§ KUTIPAN DOKUMEN:
Rabu, 30 Maret 2016

Digitalisasi Ojek dan Taksi (Wawasan, 30 Maret 2016)

Digitalisasi Ojek dan Taksi
Oleh Setia Naka Andrian

Tentu kita sangat menyadari, betapa kian hari, diri kita ini semakin malas beranjak dari titik aman dan kenyamanan. Seakan rasa-rasanya diri kita ini ingin dilayani segalanya, diantar, dibelikan, semua diimpikan datang sendiri ke hadapan kita. Seperti halnya akhir-akhir ini marak diperbincangkan kontroversi Gojek, kemudian dilanjutkan dengan kemunculan digitalisasi bagi pelanggan taksi. Keduanya serupa, seolah memanjakan diri kita dengan segenap kemudahan-kemudahan dalam berkehidupan. Sama-sama memanfaatkan aplikasi dalam hal pelayanan kepada para pelanggan.

§ DATA TERLAMPIR:
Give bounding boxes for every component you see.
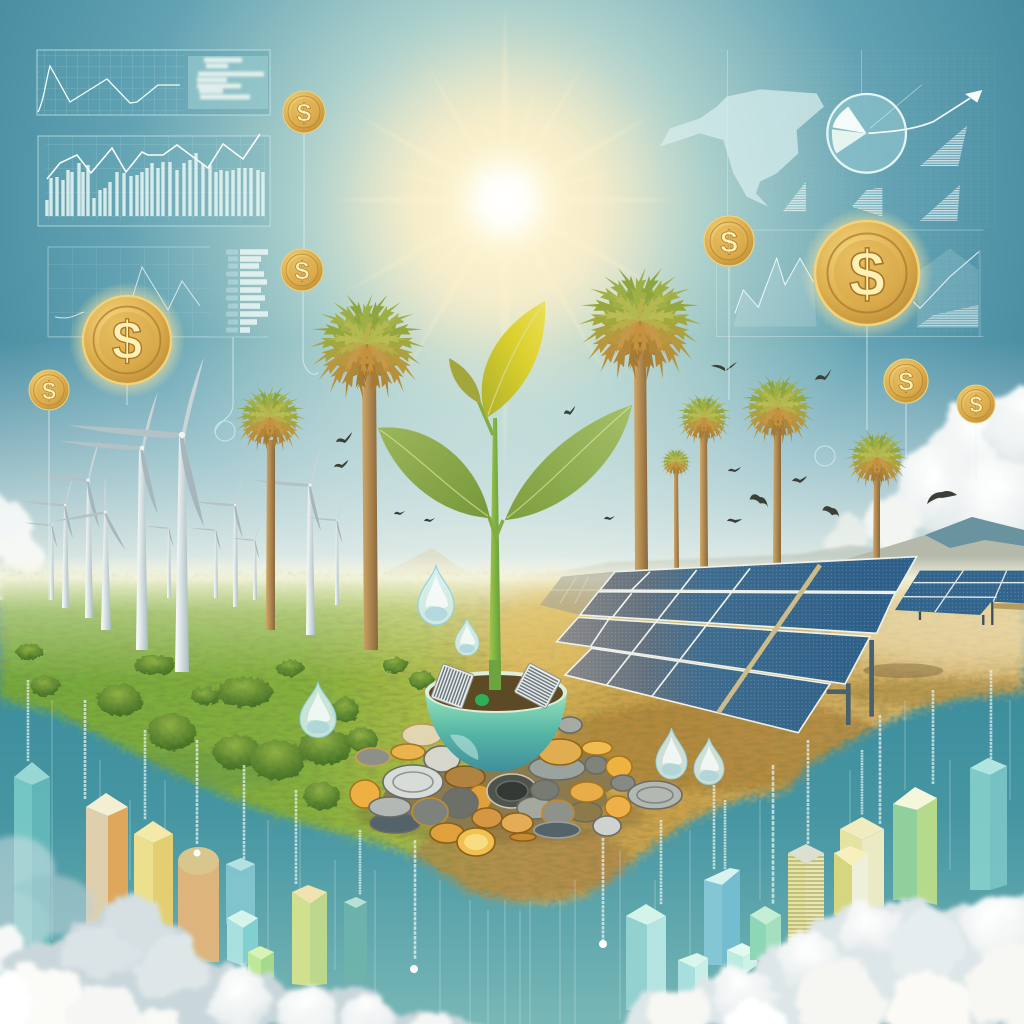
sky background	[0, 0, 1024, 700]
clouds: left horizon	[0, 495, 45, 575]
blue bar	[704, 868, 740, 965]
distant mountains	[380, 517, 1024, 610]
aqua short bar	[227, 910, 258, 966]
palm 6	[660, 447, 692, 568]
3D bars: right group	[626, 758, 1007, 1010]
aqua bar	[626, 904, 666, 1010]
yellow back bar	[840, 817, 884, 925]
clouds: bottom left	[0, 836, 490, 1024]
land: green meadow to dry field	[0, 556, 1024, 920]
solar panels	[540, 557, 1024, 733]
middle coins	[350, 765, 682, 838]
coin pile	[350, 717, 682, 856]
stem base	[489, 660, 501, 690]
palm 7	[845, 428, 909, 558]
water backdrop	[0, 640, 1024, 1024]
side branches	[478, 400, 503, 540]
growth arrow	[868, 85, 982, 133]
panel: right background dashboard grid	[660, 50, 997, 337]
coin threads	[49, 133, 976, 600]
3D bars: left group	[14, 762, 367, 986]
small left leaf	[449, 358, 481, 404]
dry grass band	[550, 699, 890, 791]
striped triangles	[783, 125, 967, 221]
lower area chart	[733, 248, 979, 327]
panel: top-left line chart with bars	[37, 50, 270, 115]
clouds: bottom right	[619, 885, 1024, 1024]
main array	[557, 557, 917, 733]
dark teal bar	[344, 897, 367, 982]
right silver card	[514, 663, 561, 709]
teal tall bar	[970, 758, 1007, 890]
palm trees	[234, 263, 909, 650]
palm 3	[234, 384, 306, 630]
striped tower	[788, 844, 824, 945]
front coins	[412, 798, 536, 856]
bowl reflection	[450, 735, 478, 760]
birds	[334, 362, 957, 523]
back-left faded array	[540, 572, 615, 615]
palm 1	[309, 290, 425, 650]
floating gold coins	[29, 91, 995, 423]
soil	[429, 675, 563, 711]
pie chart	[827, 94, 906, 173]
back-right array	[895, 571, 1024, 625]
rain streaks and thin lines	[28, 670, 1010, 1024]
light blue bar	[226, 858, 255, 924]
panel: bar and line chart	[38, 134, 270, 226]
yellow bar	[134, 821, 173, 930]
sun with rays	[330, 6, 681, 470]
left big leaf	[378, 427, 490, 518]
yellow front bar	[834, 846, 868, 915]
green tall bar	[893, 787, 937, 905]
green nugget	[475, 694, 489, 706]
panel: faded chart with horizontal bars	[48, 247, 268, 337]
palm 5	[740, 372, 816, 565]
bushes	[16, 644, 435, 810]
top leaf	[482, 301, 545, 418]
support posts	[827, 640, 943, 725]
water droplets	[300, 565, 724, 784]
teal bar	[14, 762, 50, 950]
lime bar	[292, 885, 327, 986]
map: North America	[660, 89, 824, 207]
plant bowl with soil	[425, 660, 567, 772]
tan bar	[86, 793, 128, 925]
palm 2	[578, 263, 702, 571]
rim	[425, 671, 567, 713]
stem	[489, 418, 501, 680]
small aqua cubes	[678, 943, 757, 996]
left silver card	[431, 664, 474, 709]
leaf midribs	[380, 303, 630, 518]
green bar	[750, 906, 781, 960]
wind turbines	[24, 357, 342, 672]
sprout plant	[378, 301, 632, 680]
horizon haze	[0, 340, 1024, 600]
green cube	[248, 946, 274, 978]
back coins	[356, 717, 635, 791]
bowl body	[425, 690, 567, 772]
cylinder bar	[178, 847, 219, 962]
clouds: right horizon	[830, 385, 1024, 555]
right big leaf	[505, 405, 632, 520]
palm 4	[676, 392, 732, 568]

...

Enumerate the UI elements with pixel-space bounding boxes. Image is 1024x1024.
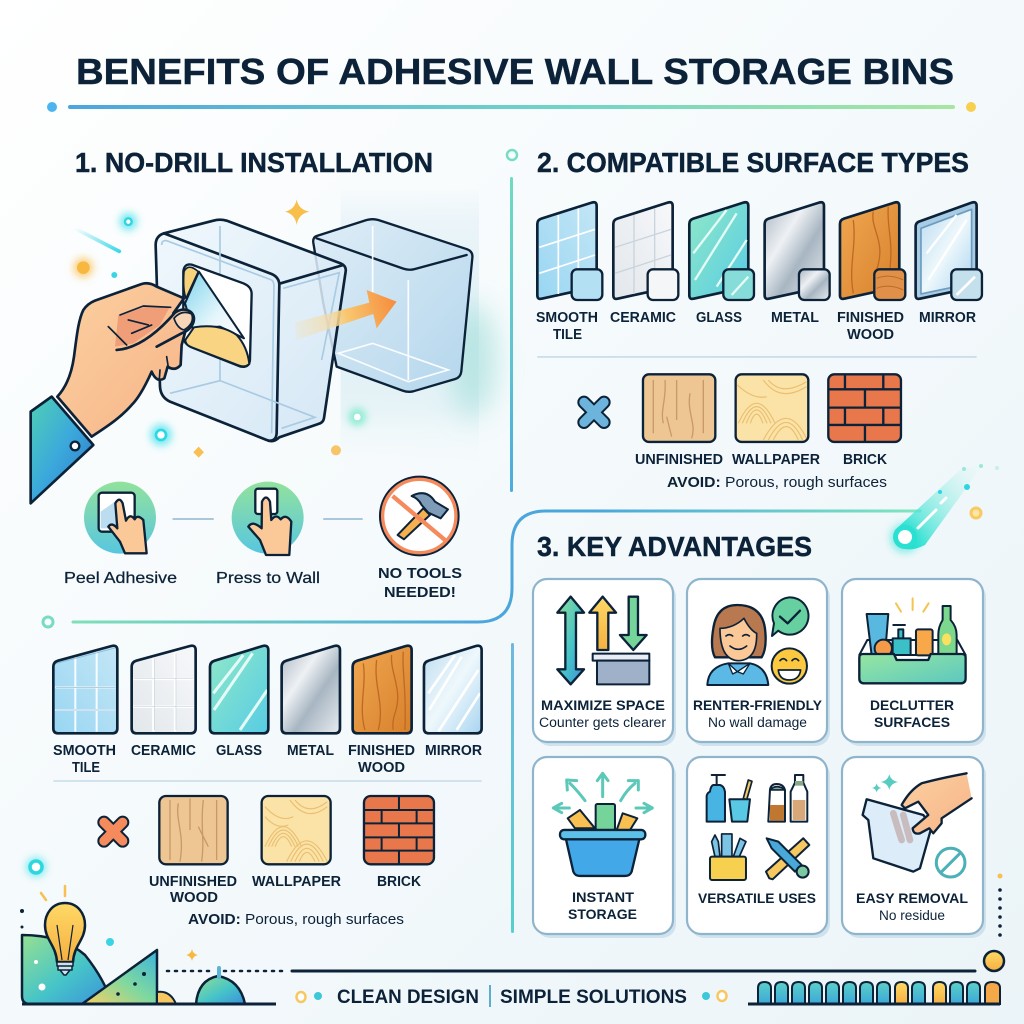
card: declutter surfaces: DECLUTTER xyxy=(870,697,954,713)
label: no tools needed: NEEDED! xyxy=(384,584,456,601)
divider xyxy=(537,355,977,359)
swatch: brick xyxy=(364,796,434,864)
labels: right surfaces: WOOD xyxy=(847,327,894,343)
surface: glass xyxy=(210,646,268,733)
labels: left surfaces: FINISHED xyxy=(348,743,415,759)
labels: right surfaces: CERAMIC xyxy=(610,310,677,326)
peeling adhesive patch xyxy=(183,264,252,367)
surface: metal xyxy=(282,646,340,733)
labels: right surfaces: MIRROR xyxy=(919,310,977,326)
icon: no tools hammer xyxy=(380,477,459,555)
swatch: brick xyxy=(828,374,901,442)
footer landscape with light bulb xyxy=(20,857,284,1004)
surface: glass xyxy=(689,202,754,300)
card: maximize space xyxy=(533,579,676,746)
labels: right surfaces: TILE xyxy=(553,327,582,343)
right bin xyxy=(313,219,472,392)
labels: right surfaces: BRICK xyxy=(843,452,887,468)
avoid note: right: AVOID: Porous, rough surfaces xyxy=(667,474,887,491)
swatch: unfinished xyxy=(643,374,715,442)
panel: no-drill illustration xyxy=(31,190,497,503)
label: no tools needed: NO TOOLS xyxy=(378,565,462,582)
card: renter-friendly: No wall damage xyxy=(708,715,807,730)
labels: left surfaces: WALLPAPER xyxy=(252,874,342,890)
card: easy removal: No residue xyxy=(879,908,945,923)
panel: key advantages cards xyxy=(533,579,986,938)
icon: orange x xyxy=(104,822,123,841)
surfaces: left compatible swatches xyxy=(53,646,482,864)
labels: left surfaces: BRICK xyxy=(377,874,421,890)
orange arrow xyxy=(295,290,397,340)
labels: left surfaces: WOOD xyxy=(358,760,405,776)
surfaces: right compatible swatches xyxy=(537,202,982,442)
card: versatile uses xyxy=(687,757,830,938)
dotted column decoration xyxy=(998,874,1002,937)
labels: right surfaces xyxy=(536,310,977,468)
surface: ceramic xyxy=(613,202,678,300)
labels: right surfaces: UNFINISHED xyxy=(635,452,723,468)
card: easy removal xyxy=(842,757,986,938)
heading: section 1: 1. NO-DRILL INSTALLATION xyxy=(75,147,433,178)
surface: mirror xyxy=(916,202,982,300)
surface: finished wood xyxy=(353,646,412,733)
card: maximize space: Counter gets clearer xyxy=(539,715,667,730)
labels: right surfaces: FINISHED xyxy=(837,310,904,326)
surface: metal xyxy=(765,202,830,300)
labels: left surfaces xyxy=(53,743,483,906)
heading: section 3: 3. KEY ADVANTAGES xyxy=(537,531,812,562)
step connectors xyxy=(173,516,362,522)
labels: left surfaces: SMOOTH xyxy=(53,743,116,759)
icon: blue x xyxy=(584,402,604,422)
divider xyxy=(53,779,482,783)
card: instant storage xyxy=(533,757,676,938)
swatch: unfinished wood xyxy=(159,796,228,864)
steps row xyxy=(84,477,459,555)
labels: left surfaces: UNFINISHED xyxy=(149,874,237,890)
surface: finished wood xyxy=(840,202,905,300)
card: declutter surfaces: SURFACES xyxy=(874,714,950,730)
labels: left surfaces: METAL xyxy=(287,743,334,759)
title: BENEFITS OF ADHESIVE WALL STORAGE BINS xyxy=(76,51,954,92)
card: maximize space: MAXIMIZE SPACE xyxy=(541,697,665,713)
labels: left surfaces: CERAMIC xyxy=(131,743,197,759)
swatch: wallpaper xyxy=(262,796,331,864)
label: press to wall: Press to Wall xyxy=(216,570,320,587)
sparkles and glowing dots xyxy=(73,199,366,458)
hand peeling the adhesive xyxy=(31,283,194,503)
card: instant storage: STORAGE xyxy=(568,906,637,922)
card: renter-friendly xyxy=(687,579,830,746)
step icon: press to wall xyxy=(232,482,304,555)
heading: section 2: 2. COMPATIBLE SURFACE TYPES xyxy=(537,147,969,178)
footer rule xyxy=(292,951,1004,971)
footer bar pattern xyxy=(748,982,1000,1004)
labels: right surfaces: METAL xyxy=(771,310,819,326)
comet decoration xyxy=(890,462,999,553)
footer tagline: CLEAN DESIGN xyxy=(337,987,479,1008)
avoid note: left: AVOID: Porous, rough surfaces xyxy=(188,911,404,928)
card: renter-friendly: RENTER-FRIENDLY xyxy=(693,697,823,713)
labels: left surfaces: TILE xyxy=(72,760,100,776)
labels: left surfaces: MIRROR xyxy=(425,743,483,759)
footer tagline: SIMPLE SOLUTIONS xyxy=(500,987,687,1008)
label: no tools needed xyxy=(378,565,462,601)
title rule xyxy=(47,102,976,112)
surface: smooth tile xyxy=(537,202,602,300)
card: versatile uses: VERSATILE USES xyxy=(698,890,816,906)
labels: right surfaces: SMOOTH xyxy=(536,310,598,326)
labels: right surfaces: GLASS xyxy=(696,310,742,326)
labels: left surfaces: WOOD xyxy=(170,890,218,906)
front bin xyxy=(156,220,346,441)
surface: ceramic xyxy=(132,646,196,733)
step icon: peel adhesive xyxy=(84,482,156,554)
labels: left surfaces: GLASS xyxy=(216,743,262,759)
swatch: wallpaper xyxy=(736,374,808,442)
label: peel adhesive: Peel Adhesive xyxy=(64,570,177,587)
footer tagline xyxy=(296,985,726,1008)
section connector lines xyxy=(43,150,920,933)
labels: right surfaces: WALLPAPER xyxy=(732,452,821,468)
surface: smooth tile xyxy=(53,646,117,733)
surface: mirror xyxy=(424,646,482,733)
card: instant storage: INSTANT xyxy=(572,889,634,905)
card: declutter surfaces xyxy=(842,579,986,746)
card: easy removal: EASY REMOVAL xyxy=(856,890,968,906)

---

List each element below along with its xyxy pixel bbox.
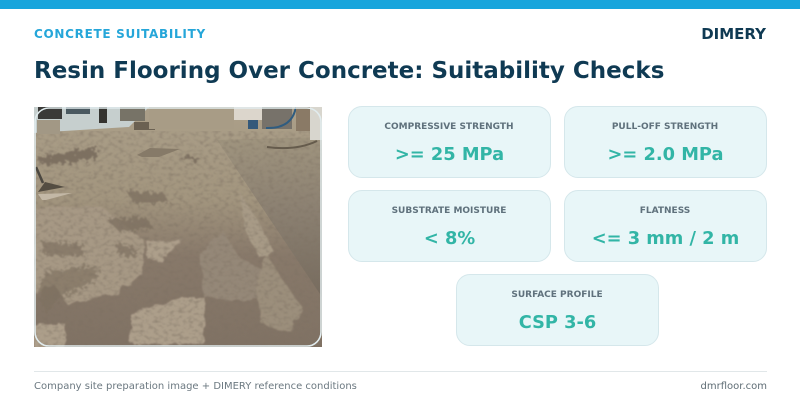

§ TUGAS: Teruskan esai tentang digitalisasi ojek dan taksi setelah kalimat terakhir yang tercantum. Data di atas tidak diperlukan di sini.

§ HASIL TUGAS:
Sempat dikabarkan di merdeka.com terkait kabar aplikasi pemesanan Gojek yang menjadi sorotan berbagai pihak. Berawal dari sikap Gubernur DKI Jakarta, Basuki Tjahaja Purnama (Ahok) yang mendukung para tukang ojek untuk bergabung dengan aplikasi tersebut. Sontak, sikap Ahok itu dikritik oleh Ketua DPD Organda DKI Jakarta, Shafruhan Sinungan. Ditimpali tindakan tersebut melanggar Undang-Undang Nomor 22 Tahun 2009 tentang Angkutan Umum Orang dan Barang, yakni sepeda motor bukan diperuntukkan sebagai angkutan umum orang dan barang. Lalu bagaimana dengan kemunculan digitalisasi pelanggan taksi, apa lagi timpalan yang akan mendarat sebagai dalih pembelaan terhadap gerak konvensional yang sudah lazim mereka lakukan selama berpuluh-puluh tahun?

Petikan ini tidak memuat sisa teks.